= PROBLEM =
For each line in the data below that holds "profile", return a copy.

= ROWS =
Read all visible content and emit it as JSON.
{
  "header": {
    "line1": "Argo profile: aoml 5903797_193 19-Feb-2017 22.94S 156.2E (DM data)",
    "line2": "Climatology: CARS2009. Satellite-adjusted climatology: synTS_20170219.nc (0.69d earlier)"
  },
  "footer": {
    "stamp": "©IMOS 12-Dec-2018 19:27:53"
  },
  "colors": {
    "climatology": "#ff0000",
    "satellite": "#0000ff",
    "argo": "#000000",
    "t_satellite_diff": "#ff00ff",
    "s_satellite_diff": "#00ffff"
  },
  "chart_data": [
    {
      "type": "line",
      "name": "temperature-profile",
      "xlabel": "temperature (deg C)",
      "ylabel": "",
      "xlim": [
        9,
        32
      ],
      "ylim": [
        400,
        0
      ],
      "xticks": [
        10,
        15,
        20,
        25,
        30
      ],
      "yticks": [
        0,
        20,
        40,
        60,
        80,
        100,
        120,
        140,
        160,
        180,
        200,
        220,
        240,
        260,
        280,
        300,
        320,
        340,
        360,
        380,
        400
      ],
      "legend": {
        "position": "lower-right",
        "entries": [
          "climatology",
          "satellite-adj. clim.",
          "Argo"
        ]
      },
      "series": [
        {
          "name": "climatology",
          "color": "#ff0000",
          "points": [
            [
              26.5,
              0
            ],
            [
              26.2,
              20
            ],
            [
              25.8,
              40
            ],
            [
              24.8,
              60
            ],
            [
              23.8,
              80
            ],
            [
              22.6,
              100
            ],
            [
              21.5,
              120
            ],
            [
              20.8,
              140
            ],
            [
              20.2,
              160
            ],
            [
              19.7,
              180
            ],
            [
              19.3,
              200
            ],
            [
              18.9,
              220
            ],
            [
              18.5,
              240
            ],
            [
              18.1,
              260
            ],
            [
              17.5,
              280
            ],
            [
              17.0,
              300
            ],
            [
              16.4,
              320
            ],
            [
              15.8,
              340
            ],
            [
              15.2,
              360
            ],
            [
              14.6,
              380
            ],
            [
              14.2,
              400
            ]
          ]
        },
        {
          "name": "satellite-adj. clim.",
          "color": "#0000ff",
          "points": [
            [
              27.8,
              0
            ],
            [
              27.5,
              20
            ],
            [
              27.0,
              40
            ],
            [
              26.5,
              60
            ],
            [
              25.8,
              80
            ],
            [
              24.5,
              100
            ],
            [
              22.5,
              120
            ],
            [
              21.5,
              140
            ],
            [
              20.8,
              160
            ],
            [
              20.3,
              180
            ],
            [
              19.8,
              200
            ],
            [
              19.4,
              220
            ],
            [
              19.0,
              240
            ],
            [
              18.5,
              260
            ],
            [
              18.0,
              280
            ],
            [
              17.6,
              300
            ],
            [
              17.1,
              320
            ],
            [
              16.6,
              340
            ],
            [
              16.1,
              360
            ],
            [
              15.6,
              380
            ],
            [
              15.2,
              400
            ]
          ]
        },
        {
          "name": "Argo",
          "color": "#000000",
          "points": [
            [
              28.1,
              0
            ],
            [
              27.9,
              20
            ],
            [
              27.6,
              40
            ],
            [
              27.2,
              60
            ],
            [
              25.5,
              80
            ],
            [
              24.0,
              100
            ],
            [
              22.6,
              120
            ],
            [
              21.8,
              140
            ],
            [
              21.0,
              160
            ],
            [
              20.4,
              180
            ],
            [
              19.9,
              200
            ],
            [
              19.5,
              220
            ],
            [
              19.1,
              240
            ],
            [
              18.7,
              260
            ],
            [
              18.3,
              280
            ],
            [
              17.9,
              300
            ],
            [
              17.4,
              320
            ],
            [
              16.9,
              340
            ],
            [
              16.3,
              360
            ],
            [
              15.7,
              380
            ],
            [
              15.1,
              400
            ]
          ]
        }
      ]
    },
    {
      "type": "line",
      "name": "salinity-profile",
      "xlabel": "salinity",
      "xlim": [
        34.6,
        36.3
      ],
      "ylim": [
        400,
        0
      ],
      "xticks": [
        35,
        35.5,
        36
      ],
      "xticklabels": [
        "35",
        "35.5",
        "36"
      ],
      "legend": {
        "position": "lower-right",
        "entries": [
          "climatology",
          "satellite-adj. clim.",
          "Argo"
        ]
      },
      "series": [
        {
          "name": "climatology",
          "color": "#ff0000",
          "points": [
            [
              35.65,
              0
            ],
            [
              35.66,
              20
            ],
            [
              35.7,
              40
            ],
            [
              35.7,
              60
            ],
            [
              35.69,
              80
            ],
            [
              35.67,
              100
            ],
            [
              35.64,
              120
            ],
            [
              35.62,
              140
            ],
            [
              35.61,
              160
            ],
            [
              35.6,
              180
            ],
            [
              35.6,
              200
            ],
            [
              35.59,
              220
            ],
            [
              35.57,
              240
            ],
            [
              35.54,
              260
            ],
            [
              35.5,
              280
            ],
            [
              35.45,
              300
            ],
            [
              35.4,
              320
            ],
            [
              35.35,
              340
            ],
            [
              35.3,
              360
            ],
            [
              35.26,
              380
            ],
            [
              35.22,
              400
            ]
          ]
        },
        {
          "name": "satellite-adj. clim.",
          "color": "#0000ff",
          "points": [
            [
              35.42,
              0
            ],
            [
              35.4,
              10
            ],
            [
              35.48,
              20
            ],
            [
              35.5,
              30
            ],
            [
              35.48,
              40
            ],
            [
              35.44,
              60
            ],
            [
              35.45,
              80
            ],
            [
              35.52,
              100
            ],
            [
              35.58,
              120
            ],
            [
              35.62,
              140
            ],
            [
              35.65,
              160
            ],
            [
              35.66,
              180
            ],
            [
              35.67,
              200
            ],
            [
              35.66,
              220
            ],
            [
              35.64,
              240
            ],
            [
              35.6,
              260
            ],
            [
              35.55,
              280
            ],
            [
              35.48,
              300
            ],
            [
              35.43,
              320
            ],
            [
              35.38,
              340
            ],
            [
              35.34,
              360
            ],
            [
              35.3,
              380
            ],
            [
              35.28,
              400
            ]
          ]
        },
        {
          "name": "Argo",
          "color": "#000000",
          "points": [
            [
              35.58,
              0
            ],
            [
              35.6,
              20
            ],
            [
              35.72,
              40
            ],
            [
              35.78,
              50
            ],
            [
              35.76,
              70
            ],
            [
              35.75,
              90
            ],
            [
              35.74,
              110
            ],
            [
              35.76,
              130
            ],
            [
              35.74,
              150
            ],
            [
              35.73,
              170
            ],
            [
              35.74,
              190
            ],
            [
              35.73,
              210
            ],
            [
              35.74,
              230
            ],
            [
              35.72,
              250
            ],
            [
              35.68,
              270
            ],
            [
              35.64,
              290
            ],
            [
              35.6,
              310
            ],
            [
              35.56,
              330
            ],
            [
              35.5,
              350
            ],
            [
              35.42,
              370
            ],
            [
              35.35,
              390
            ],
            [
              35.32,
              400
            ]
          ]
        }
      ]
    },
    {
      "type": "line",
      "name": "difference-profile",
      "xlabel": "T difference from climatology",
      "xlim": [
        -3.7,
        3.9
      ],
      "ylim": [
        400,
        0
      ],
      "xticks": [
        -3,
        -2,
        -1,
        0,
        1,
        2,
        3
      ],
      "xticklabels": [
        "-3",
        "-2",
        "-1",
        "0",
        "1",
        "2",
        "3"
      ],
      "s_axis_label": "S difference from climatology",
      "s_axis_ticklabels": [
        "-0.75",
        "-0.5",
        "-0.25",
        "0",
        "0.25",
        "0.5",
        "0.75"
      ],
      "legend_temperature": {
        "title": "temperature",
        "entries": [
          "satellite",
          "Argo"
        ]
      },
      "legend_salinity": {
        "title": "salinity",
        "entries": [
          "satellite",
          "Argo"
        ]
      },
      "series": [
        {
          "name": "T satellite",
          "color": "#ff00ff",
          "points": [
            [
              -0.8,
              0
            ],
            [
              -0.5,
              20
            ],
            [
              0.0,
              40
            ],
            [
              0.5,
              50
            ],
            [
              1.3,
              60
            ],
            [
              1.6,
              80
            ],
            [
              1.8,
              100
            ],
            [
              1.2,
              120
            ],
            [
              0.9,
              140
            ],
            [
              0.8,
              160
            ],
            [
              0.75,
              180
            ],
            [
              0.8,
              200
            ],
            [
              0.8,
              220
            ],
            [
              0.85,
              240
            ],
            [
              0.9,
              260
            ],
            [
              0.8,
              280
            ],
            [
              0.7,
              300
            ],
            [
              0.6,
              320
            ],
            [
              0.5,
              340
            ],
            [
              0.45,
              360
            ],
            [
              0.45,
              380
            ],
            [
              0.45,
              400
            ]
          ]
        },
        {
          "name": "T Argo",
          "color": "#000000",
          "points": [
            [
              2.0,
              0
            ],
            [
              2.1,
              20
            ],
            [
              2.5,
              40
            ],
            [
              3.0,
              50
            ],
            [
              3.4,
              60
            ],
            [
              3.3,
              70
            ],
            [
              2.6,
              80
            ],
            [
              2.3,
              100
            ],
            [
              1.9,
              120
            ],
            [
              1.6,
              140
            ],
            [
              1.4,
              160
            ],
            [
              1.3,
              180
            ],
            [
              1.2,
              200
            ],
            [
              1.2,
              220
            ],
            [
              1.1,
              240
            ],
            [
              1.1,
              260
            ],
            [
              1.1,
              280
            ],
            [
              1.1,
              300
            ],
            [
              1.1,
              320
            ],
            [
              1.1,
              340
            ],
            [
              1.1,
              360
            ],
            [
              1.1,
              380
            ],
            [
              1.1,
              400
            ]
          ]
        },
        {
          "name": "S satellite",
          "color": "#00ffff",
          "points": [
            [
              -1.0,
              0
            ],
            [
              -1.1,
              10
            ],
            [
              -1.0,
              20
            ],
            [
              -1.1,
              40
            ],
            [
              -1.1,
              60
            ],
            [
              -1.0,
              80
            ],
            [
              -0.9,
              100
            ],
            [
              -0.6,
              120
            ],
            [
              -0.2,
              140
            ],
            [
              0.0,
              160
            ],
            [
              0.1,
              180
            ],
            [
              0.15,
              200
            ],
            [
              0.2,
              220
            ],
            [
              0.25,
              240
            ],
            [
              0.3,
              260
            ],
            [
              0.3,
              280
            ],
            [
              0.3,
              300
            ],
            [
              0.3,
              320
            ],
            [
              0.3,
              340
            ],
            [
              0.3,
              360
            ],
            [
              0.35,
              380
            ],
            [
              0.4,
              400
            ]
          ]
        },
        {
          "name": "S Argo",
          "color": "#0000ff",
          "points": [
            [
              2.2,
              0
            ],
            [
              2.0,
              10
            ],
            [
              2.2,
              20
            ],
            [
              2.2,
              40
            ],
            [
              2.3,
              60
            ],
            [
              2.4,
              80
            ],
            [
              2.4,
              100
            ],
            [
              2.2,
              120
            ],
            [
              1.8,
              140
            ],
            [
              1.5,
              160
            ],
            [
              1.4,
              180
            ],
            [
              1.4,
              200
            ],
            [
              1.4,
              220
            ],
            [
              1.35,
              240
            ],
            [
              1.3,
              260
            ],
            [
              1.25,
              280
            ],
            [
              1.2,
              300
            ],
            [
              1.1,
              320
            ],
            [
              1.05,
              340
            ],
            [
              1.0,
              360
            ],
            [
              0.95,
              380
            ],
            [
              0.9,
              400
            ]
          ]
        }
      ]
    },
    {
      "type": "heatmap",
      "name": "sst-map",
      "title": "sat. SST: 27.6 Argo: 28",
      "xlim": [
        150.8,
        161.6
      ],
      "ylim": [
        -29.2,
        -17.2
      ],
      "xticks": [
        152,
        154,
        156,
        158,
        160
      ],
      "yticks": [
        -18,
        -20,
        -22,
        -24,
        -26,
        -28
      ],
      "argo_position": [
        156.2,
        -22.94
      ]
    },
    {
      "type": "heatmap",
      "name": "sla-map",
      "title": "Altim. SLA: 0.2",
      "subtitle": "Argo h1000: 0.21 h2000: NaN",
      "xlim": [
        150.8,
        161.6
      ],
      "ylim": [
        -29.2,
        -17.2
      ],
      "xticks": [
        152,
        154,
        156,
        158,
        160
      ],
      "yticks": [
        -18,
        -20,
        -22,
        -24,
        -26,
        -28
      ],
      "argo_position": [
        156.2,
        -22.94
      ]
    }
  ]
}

= SOLUTION FOR THIS EXERCISE =
    "line1": "Argo profile: aoml 5903797_193 19-Feb-2017 22.94S 156.2E (DM data)",
      "name": "temperature-profile",
      "name": "salinity-profile",
      "name": "difference-profile",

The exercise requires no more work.